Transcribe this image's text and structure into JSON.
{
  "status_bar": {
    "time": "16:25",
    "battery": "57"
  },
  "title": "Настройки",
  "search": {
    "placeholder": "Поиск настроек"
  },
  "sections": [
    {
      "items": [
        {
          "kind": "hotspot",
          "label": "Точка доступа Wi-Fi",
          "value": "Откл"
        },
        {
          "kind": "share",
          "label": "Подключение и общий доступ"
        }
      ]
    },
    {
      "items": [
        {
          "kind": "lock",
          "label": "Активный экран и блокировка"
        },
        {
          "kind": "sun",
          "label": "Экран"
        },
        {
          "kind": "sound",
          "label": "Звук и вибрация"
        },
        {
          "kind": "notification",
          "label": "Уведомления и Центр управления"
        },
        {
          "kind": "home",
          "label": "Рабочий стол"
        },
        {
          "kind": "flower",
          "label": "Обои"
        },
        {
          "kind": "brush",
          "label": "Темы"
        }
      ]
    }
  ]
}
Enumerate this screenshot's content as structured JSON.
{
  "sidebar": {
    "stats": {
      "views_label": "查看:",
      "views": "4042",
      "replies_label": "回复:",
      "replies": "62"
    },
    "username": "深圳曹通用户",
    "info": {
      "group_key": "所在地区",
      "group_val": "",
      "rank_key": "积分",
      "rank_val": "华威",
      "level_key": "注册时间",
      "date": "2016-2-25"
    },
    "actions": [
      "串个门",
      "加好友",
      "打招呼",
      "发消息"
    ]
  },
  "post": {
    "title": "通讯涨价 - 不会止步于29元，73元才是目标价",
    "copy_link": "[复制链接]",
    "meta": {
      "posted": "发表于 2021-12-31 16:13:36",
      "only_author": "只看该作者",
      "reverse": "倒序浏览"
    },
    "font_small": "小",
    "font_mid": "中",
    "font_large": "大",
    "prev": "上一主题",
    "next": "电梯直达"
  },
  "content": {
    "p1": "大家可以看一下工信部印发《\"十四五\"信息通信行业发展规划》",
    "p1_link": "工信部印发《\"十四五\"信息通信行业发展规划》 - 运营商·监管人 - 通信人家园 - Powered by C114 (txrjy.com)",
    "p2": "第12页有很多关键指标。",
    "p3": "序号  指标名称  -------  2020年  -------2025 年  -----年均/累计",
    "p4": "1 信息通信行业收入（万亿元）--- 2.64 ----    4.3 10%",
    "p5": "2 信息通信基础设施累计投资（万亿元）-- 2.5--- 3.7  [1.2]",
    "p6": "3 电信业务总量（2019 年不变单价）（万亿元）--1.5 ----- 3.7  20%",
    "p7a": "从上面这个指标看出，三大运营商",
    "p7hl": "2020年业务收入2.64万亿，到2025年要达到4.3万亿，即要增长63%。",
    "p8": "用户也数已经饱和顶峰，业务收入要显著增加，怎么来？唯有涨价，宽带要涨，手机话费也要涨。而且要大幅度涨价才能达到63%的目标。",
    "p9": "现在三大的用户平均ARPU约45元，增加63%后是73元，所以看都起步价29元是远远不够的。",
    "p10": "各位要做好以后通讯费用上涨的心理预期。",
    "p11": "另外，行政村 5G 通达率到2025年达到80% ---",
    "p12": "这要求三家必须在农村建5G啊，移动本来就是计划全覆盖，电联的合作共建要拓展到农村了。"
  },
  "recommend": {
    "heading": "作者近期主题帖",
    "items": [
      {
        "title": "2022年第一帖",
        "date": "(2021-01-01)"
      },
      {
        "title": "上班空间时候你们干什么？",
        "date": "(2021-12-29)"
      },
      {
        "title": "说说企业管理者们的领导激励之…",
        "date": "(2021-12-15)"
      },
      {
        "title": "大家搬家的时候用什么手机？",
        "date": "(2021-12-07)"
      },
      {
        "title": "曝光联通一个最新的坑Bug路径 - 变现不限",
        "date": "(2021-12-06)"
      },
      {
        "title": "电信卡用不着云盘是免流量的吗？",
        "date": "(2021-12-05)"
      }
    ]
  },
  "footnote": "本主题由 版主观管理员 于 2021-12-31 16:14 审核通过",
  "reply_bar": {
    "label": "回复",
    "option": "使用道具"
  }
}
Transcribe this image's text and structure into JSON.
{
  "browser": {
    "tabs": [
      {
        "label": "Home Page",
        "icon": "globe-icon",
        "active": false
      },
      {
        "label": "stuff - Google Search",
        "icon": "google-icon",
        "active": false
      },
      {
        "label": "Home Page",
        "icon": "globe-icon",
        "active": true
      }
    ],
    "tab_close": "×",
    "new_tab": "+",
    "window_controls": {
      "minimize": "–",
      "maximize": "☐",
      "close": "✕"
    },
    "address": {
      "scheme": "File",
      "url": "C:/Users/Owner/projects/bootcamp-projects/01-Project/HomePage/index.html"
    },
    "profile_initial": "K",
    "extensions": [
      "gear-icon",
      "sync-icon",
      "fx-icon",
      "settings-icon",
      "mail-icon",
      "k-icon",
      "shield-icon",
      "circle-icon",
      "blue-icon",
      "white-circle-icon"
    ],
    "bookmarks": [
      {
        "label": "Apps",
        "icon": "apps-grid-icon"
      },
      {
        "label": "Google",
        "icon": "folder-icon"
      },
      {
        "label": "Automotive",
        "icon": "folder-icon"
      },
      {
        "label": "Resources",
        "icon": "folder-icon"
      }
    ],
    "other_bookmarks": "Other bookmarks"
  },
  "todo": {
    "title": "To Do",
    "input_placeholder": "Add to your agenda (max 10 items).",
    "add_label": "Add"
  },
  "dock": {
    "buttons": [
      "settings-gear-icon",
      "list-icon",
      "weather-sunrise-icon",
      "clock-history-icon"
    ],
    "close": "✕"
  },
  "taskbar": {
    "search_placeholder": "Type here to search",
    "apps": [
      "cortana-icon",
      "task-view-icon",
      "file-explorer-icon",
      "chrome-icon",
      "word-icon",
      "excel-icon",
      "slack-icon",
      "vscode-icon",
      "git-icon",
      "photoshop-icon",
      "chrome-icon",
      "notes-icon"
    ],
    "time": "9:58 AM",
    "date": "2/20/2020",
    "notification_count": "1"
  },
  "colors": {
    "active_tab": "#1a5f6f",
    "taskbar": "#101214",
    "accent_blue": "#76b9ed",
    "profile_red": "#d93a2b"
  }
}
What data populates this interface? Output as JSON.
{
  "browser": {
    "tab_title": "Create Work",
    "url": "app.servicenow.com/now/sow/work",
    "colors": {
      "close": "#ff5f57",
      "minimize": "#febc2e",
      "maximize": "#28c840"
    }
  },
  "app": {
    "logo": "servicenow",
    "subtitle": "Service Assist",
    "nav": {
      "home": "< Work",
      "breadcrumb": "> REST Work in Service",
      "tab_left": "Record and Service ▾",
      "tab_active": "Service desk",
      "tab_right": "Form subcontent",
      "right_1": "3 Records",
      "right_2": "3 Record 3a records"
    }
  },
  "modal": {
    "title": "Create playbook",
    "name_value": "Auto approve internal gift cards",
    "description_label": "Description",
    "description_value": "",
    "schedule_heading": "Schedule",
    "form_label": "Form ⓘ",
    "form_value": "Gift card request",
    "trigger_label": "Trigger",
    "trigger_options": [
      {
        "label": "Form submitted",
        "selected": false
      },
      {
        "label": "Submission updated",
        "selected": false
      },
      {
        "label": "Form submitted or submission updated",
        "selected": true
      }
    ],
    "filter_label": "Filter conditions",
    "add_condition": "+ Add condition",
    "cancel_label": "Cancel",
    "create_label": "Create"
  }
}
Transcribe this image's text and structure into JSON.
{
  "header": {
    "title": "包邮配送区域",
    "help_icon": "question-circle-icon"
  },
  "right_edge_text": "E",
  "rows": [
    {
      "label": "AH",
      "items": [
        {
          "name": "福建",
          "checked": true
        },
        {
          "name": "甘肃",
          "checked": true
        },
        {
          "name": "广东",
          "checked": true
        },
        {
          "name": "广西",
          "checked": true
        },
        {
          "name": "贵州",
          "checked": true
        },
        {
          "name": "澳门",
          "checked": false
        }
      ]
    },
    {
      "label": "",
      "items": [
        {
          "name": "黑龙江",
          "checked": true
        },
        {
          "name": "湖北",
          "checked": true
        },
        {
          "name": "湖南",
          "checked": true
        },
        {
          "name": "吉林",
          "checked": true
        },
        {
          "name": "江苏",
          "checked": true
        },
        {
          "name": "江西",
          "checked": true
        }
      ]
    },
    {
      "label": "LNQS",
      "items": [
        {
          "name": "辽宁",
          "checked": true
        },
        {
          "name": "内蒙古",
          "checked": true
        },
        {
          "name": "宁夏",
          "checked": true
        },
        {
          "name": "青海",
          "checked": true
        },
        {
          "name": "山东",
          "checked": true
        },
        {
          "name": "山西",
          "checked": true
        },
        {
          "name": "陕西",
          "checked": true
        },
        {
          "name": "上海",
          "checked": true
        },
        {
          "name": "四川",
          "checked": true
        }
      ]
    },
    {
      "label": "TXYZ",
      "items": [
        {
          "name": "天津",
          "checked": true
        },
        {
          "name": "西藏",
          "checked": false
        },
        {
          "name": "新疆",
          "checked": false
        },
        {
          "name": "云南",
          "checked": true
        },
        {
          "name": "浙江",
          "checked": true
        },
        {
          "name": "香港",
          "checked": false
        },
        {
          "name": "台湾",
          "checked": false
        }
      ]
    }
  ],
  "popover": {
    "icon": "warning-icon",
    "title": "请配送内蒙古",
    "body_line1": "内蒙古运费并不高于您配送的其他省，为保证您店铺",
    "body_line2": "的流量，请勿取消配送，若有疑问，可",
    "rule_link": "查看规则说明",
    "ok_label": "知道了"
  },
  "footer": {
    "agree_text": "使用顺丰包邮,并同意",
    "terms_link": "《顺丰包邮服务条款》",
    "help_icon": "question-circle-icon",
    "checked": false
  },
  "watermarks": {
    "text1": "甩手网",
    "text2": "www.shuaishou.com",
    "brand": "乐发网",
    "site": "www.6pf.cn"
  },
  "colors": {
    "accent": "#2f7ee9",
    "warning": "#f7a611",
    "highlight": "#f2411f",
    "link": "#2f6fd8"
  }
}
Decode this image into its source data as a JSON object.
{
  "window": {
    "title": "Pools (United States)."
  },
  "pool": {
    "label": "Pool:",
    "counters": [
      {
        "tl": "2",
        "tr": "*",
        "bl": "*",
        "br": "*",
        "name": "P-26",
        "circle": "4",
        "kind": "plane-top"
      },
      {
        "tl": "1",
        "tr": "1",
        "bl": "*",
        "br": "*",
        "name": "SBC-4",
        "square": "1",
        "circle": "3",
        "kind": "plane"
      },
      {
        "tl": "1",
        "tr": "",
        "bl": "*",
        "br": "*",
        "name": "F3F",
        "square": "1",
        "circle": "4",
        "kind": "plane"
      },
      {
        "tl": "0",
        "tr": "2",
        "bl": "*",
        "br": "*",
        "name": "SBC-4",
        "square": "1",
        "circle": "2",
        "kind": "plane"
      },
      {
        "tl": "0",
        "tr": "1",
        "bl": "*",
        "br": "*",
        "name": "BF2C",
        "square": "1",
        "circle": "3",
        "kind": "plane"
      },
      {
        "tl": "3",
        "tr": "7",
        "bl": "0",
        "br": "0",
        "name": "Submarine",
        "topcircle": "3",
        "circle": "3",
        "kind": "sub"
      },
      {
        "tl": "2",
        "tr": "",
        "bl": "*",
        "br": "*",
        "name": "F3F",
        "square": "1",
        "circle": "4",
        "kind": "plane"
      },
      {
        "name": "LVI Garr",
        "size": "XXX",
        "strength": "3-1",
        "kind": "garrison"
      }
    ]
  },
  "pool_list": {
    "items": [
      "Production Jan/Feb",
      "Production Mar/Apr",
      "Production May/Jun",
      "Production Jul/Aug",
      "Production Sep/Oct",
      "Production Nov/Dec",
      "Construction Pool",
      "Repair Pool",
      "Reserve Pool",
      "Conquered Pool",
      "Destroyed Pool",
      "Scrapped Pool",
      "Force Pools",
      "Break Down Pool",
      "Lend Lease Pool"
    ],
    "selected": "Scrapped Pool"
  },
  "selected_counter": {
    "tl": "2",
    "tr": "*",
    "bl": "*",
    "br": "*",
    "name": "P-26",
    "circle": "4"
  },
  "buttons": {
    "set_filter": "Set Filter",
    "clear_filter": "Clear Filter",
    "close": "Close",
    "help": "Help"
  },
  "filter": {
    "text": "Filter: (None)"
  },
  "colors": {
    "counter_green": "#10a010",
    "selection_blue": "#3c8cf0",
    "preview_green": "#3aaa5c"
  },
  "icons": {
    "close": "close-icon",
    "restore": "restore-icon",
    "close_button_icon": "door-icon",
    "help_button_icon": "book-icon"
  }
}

◆ ◆ ◆ ◆ ◆

■ **Short exercise**
Your answer should be a single number: the count of lines in the material above that contain "question".

■ **Task solution**
2